◆ **Dataset excerpts**:
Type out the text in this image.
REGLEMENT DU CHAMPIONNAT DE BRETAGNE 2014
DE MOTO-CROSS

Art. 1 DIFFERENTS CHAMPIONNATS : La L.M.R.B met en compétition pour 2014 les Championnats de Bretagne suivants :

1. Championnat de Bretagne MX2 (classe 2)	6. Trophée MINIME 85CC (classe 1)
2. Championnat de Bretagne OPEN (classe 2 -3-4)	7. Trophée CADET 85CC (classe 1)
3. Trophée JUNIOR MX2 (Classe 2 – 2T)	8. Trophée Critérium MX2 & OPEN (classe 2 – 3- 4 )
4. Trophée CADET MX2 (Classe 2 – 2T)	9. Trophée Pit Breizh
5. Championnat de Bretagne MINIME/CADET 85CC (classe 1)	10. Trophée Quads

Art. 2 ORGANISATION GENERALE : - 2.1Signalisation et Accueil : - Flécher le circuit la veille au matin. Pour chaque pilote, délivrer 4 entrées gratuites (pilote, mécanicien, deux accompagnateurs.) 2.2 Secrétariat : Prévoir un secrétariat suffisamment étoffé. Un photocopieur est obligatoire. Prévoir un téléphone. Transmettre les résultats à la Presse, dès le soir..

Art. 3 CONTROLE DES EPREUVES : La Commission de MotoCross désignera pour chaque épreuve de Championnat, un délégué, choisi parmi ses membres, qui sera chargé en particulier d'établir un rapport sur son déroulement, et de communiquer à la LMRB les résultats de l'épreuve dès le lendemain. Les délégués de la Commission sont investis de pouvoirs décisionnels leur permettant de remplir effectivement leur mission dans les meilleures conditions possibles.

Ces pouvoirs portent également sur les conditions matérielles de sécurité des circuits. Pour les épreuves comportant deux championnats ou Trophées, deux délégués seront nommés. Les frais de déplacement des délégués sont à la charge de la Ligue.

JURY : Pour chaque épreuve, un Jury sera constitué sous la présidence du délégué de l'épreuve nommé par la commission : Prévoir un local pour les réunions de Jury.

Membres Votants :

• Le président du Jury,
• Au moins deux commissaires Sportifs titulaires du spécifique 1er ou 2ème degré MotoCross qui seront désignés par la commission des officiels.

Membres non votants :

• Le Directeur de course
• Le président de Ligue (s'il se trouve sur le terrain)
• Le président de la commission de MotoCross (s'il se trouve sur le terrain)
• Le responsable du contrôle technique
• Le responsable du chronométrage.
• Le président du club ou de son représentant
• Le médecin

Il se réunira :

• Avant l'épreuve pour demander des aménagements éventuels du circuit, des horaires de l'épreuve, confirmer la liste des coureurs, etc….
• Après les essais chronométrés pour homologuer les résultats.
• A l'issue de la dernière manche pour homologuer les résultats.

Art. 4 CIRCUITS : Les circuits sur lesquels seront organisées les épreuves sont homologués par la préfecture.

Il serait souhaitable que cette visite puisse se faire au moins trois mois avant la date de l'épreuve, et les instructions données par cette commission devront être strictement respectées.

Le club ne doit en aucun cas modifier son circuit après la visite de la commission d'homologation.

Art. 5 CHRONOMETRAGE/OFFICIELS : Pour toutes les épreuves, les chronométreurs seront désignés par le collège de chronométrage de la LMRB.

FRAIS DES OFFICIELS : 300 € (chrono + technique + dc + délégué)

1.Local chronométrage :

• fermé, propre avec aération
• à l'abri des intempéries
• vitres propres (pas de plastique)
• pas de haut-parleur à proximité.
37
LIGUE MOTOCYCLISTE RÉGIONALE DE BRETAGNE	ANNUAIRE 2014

◆ **Written task**:
Select and copy every line of the material that holds the string "OPEN".

◆ **Task output**:
2. Championnat de Bretagne OPEN (classe 2 -3-4)	7. Trophée CADET 85CC (classe 1)
3. Trophée JUNIOR MX2 (Classe 2 – 2T)	8. Trophée Critérium MX2 & OPEN (classe 2 – 3- 4 )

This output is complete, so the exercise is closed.